Written instruction: Retype the whole listing below, character for character.

Information given:
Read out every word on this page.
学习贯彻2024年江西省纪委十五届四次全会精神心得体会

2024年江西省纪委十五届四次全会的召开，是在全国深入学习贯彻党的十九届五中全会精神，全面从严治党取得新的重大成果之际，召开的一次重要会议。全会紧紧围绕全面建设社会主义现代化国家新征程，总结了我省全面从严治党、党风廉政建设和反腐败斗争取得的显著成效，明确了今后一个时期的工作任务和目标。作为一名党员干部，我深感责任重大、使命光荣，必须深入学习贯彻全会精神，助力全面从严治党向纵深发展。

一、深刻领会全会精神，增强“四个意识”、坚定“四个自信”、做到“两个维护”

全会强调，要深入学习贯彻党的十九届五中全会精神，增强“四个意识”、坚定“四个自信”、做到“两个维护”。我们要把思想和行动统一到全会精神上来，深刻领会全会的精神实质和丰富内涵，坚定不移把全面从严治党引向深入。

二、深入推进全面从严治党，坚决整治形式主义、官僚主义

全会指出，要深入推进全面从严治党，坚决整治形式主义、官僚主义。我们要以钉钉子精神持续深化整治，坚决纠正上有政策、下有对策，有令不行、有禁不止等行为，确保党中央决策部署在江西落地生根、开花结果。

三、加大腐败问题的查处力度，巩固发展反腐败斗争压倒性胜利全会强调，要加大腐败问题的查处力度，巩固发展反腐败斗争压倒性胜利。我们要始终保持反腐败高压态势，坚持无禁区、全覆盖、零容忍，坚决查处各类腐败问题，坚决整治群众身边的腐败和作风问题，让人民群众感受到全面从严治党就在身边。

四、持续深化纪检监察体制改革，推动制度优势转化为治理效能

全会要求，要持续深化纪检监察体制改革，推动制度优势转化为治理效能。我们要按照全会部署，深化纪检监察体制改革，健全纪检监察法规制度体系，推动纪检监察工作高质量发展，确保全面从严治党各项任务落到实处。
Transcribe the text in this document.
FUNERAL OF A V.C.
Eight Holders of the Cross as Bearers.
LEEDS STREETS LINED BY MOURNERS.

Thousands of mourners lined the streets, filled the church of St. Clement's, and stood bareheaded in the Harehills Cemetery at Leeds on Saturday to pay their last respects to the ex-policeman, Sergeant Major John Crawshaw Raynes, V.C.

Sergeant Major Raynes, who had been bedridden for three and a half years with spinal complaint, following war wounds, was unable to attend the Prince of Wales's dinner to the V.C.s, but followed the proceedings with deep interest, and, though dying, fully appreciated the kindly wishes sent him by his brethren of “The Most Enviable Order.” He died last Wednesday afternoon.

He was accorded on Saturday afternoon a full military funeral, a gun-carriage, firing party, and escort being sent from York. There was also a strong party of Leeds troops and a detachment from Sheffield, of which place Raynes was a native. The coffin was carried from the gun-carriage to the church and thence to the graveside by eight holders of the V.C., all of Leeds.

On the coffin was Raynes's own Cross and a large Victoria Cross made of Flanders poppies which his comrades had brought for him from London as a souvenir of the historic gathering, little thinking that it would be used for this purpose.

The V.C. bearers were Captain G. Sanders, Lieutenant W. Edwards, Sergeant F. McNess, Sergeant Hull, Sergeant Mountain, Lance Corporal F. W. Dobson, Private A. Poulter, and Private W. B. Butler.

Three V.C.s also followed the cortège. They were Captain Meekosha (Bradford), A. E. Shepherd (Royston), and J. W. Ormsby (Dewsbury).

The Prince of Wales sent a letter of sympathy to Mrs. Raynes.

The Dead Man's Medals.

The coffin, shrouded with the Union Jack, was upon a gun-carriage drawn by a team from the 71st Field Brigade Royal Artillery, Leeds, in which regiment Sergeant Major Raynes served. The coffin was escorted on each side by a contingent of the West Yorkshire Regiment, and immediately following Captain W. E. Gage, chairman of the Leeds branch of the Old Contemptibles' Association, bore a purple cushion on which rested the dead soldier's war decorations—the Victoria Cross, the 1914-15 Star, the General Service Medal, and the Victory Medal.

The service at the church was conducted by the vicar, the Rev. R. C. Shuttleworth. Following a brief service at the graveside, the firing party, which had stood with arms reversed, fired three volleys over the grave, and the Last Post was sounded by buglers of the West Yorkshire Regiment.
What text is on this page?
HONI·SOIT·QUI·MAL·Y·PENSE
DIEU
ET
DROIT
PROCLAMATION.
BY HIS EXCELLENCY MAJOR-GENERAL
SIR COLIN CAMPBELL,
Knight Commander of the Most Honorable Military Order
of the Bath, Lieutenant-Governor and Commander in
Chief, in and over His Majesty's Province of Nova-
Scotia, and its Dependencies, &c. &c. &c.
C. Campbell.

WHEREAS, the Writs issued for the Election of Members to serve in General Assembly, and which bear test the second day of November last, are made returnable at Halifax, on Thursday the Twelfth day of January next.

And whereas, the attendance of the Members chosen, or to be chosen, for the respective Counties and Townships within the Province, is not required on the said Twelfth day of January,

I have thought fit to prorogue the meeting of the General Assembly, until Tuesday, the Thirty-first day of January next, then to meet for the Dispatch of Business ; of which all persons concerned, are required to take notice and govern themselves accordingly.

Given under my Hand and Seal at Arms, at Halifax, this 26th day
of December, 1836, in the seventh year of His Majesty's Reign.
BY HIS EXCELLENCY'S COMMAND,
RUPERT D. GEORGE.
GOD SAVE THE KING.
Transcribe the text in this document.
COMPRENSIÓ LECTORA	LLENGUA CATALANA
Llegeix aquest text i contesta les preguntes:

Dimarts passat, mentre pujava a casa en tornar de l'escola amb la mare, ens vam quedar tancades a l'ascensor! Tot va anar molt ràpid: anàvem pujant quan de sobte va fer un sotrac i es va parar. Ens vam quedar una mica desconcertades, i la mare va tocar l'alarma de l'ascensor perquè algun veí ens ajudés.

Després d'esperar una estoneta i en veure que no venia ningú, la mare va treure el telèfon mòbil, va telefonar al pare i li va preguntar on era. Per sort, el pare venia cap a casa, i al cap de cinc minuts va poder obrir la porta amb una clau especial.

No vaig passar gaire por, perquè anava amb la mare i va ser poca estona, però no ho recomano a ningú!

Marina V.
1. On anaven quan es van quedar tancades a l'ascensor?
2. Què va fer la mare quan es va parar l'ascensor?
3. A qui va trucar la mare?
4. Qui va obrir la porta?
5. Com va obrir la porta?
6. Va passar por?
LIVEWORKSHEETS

Full response:
Read out every word on this page.
学习贯彻2024年江西省纪委十五届四次全会精神心得体会

2024年江西省纪委十五届四次全会的召开，是在全国深入学习贯彻党的十九届五中全会精神，全面从严治党取得新的重大成果之际，召开的一次重要会议。全会紧紧围绕全面建设社会主义现代化国家新征程，总结了我省全面从严治党、党风廉政建设和反腐败斗争取得的显著成效，明确了今后一个时期的工作任务和目标。作为一名党员干部，我深感责任重大、使命光荣，必须深入学习贯彻全会精神，助力全面从严治党向纵深发展。

一、深刻领会全会精神，增强“四个意识”、坚定“四个自信”、做到“两个维护”

全会强调，要深入学习贯彻党的十九届五中全会精神，增强“四个意识”、坚定“四个自信”、做到“两个维护”。我们要把思想和行动统一到全会精神上来，深刻领会全会的精神实质和丰富内涵，坚定不移把全面从严治党引向深入。

二、深入推进全面从严治党，坚决整治形式主义、官僚主义

全会指出，要深入推进全面从严治党，坚决整治形式主义、官僚主义。我们要以钉钉子精神持续深化整治，坚决纠正上有政策、下有对策，有令不行、有禁不止等行为，确保党中央决策部署在江西落地生根、开花结果。

三、加大腐败问题的查处力度，巩固发展反腐败斗争压倒性胜利全会强调，要加大腐败问题的查处力度，巩固发展反腐败斗争压倒性胜利。我们要始终保持反腐败高压态势，坚持无禁区、全覆盖、零容忍，坚决查处各类腐败问题，坚决整治群众身边的腐败和作风问题，让人民群众感受到全面从严治党就在身边。

四、持续深化纪检监察体制改革，推动制度优势转化为治理效能

全会要求，要持续深化纪检监察体制改革，推动制度优势转化为治理效能。我们要按照全会部署，深化纪检监察体制改革，健全纪检监察法规制度体系，推动纪检监察工作高质量发展，确保全面从严治党各项任务落到实处。
Transcribe the text in this document.
FUNERAL OF A V.C.
Eight Holders of the Cross as Bearers.
LEEDS STREETS LINED BY MOURNERS.

Thousands of mourners lined the streets, filled the church of St. Clement's, and stood bareheaded in the Harehills Cemetery at Leeds on Saturday to pay their last respects to the ex-policeman, Sergeant Major John Crawshaw Raynes, V.C.

Sergeant Major Raynes, who had been bedridden for three and a half years with spinal complaint, following war wounds, was unable to attend the Prince of Wales's dinner to the V.C.s, but followed the proceedings with deep interest, and, though dying, fully appreciated the kindly wishes sent him by his brethren of “The Most Enviable Order.” He died last Wednesday afternoon.

He was accorded on Saturday afternoon a full military funeral, a gun-carriage, firing party, and escort being sent from York. There was also a strong party of Leeds troops and a detachment from Sheffield, of which place Raynes was a native. The coffin was carried from the gun-carriage to the church and thence to the graveside by eight holders of the V.C., all of Leeds.

On the coffin was Raynes's own Cross and a large Victoria Cross made of Flanders poppies which his comrades had brought for him from London as a souvenir of the historic gathering, little thinking that it would be used for this purpose.

The V.C. bearers were Captain G. Sanders, Lieutenant W. Edwards, Sergeant F. McNess, Sergeant Hull, Sergeant Mountain, Lance Corporal F. W. Dobson, Private A. Poulter, and Private W. B. Butler.

Three V.C.s also followed the cortège. They were Captain Meekosha (Bradford), A. E. Shepherd (Royston), and J. W. Ormsby (Dewsbury).

The Prince of Wales sent a letter of sympathy to Mrs. Raynes.

The Dead Man's Medals.

The coffin, shrouded with the Union Jack, was upon a gun-carriage drawn by a team from the 71st Field Brigade Royal Artillery, Leeds, in which regiment Sergeant Major Raynes served. The coffin was escorted on each side by a contingent of the West Yorkshire Regiment, and immediately following Captain W. E. Gage, chairman of the Leeds branch of the Old Contemptibles' Association, bore a purple cushion on which rested the dead soldier's war decorations—the Victoria Cross, the 1914-15 Star, the General Service Medal, and the Victory Medal.

The service at the church was conducted by the vicar, the Rev. R. C. Shuttleworth. Following a brief service at the graveside, the firing party, which had stood with arms reversed, fired three volleys over the grave, and the Last Post was sounded by buglers of the West Yorkshire Regiment.
What text is on this page?
HONI·SOIT·QUI·MAL·Y·PENSE
DIEU
ET
DROIT
PROCLAMATION.
BY HIS EXCELLENCY MAJOR-GENERAL
SIR COLIN CAMPBELL,
Knight Commander of the Most Honorable Military Order
of the Bath, Lieutenant-Governor and Commander in
Chief, in and over His Majesty's Province of Nova-
Scotia, and its Dependencies, &c. &c. &c.
C. Campbell.

WHEREAS, the Writs issued for the Election of Members to serve in General Assembly, and which bear test the second day of November last, are made returnable at Halifax, on Thursday the Twelfth day of January next.

And whereas, the attendance of the Members chosen, or to be chosen, for the respective Counties and Townships within the Province, is not required on the said Twelfth day of January,

I have thought fit to prorogue the meeting of the General Assembly, until Tuesday, the Thirty-first day of January next, then to meet for the Dispatch of Business ; of which all persons concerned, are required to take notice and govern themselves accordingly.

Given under my Hand and Seal at Arms, at Halifax, this 26th day
of December, 1836, in the seventh year of His Majesty's Reign.
BY HIS EXCELLENCY'S COMMAND,
RUPERT D. GEORGE.
GOD SAVE THE KING.
Transcribe the text in this document.
COMPRENSIÓ LECTORA	LLENGUA CATALANA
Llegeix aquest text i contesta les preguntes:

Dimarts passat, mentre pujava a casa en tornar de l'escola amb la mare, ens vam quedar tancades a l'ascensor! Tot va anar molt ràpid: anàvem pujant quan de sobte va fer un sotrac i es va parar. Ens vam quedar una mica desconcertades, i la mare va tocar l'alarma de l'ascensor perquè algun veí ens ajudés.

Després d'esperar una estoneta i en veure que no venia ningú, la mare va treure el telèfon mòbil, va telefonar al pare i li va preguntar on era. Per sort, el pare venia cap a casa, i al cap de cinc minuts va poder obrir la porta amb una clau especial.

No vaig passar gaire por, perquè anava amb la mare i va ser poca estona, però no ho recomano a ningú!

Marina V.
1. On anaven quan es van quedar tancades a l'ascensor?
2. Què va fer la mare quan es va parar l'ascensor?
3. A qui va trucar la mare?
4. Qui va obrir la porta?
5. Com va obrir la porta?
6. Va passar por?
LIVEWORKSHEETS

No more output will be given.